_Short problem:_
Locate every line in the records below that holds the word "AHORA" and return each one.

[Dataset excerpts]
· · · ·

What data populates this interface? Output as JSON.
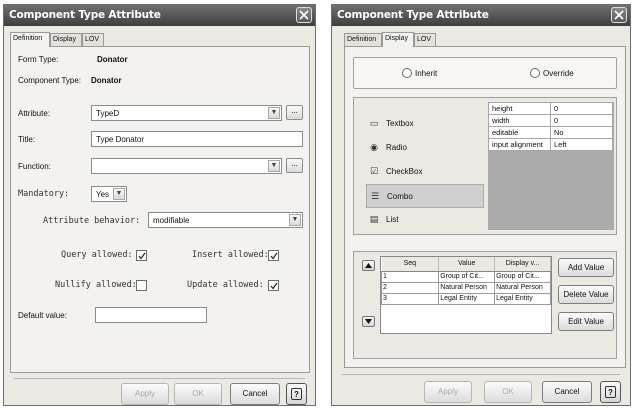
{
  "left_dialog": {
    "title": "Component Type Attribute",
    "tabs": [
      "Definition",
      "Display",
      "LOV"
    ],
    "form_type_label": "Form Type:",
    "form_type_value": "Donator",
    "component_type_label": "Component Type:",
    "component_type_value": "Donator",
    "attribute_label": "Attribute:",
    "attribute_value": "TypeD",
    "title_label": "Title:",
    "title_value": "Type Donator",
    "function_label": "Function:",
    "function_value": "",
    "mandatory_label": "Mandatory:",
    "mandatory_value": "Yes",
    "attribute_behavior_label": "Attribute behavior:",
    "attribute_behavior_value": "modifiable",
    "query_allowed_label": "Query allowed:",
    "query_allowed": true,
    "insert_allowed_label": "Insert allowed:",
    "insert_allowed": true,
    "nullify_allowed_label": "Nullify allowed:",
    "nullify_allowed": false,
    "update_allowed_label": "Update allowed:",
    "update_allowed": true,
    "default_value_label": "Default value:",
    "default_value": "",
    "browse_label": "...",
    "apply_label": "Apply",
    "ok_label": "OK",
    "cancel_label": "Cancel",
    "help_label": "?"
  },
  "right_dialog": {
    "title": "Component Type Attribute",
    "tabs": [
      "Definition",
      "Display",
      "LOV"
    ],
    "inherit_label": "Inherit",
    "override_label": "Override",
    "components": [
      {
        "label": "Textbox",
        "icon": "textbox-icon"
      },
      {
        "label": "Radio",
        "icon": "radio-icon"
      },
      {
        "label": "CheckBox",
        "icon": "checkbox-icon"
      },
      {
        "label": "Combo",
        "icon": "combo-icon"
      },
      {
        "label": "List",
        "icon": "list-icon"
      }
    ],
    "selected_component": "Combo",
    "properties": [
      {
        "key": "height",
        "value": "0"
      },
      {
        "key": "width",
        "value": "0"
      },
      {
        "key": "editable",
        "value": "No"
      },
      {
        "key": "input alignment",
        "value": "Left"
      }
    ],
    "lov_columns": [
      "Seq",
      "Value",
      "Display v..."
    ],
    "lov_rows": [
      {
        "seq": "1",
        "value": "Group of Cit...",
        "display": "Group of Cit..."
      },
      {
        "seq": "2",
        "value": "Natural Person",
        "display": "Natural Person"
      },
      {
        "seq": "3",
        "value": "Legal Entity",
        "display": "Legal Entity"
      }
    ],
    "add_value_label": "Add Value",
    "delete_value_label": "Delete Value",
    "edit_value_label": "Edit Value",
    "apply_label": "Apply",
    "ok_label": "OK",
    "cancel_label": "Cancel",
    "help_label": "?"
  },
  "colors": {
    "titlebar": "#4f4f4f",
    "dialog_bg": "#ece9e2",
    "selected_row": "#cfcfcf"
  }
}
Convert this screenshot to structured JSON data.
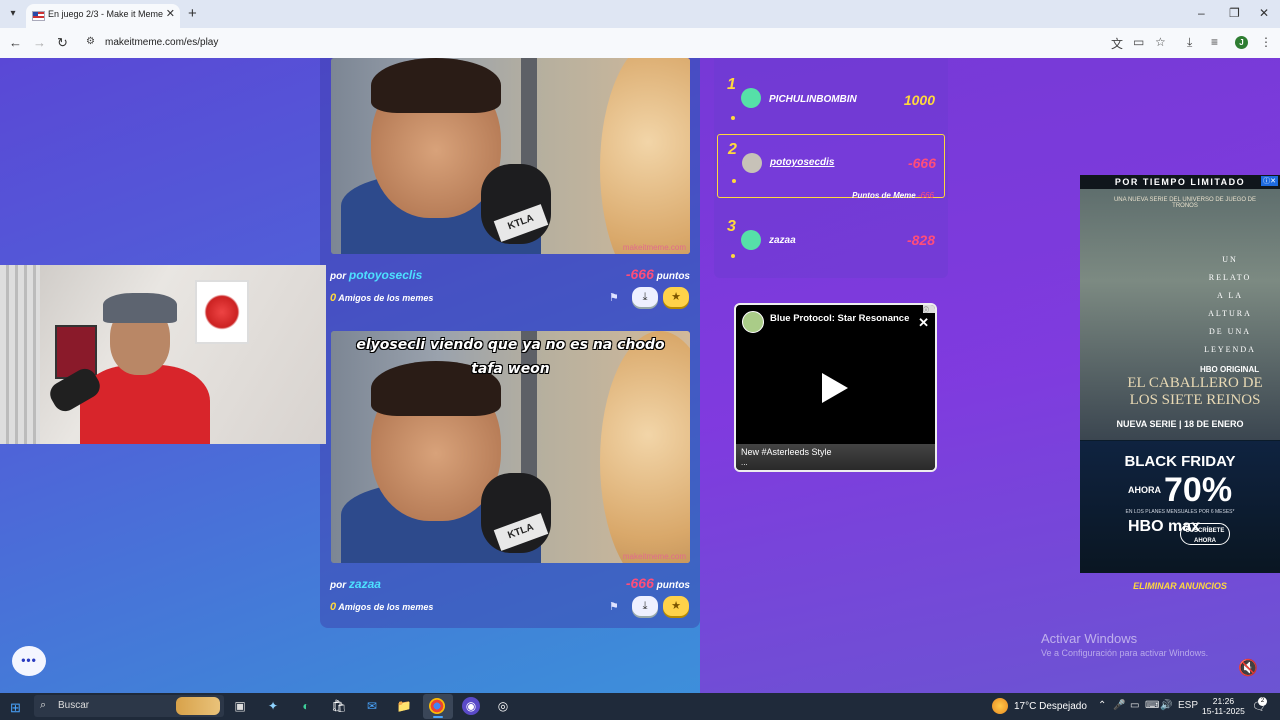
{
  "browser": {
    "tab_title": "En juego 2/3 - Make it Meme",
    "url": "makeitmeme.com/es/play",
    "profile_initial": "J",
    "window_controls": [
      "–",
      "❐",
      "✕"
    ]
  },
  "memes": [
    {
      "caption": "",
      "watermark": "makeitmeme.com",
      "por_label": "por",
      "author": "potoyoseclis",
      "score": "-666",
      "score_unit": "puntos",
      "friends_count": "0",
      "friends_label": "Amigos de los memes"
    },
    {
      "caption": "elyosecli viendo que ya no es na chodo tafa weon",
      "watermark": "makeitmeme.com",
      "por_label": "por",
      "author": "zazaa",
      "score": "-666",
      "score_unit": "puntos",
      "friends_count": "0",
      "friends_label": "Amigos de los memes"
    }
  ],
  "mic_flag_text": "KTLA",
  "leaderboard": [
    {
      "rank": "1",
      "name": "PICHULINBOMBIN",
      "score": "1000",
      "score_color": "#ffd83d",
      "avatar_color": "#56e0a8"
    },
    {
      "rank": "2",
      "name": "potoyosecdis",
      "score": "-666",
      "score_color": "#ff4d7a",
      "avatar_color": "#c7c2b8",
      "meme_points_label": "Puntos de Meme",
      "meme_points": "-666"
    },
    {
      "rank": "3",
      "name": "zazaa",
      "score": "-828",
      "score_color": "#ff4d7a",
      "avatar_color": "#56e0a8"
    }
  ],
  "video_ad": {
    "title": "Blue Protocol: Star Resonance",
    "caption": "New #Asterleeds Style",
    "dots": "..."
  },
  "side_ad": {
    "header": "POR TIEMPO LIMITADO",
    "subtitle": "UNA NUEVA SERIE DEL UNIVERSO DE JUEGO DE TRONOS",
    "poem": [
      "UN",
      "RELATO",
      "A LA",
      "ALTURA",
      "DE UNA",
      "LEYENDA"
    ],
    "hbo_original": "HBO ORIGINAL",
    "movie_title": "EL CABALLERO DE LOS SIETE REINOS",
    "date": "NUEVA SERIE | 18 DE ENERO",
    "black_friday": "BLACK FRIDAY",
    "now": "AHORA",
    "percent": "70%",
    "plans_note": "EN LOS PLANES MENSUALES POR 6 MESES*",
    "logo": "HBO max",
    "subscribe": "SUSCRÍBETE AHORA"
  },
  "remove_ads": "ELIMINAR ANUNCIOS",
  "activate_windows": {
    "title": "Activar Windows",
    "subtitle": "Ve a Configuración para activar Windows."
  },
  "chat_button": "•••",
  "taskbar": {
    "search_placeholder": "Buscar",
    "weather": "17°C  Despejado",
    "language": "ESP",
    "time": "21:26",
    "date": "15-11-2025",
    "notifications": "2"
  }
}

· · · ·

_Output below:_
    "now": "AHORA",
    "subscribe": "SUSCRÍBETE AHORA"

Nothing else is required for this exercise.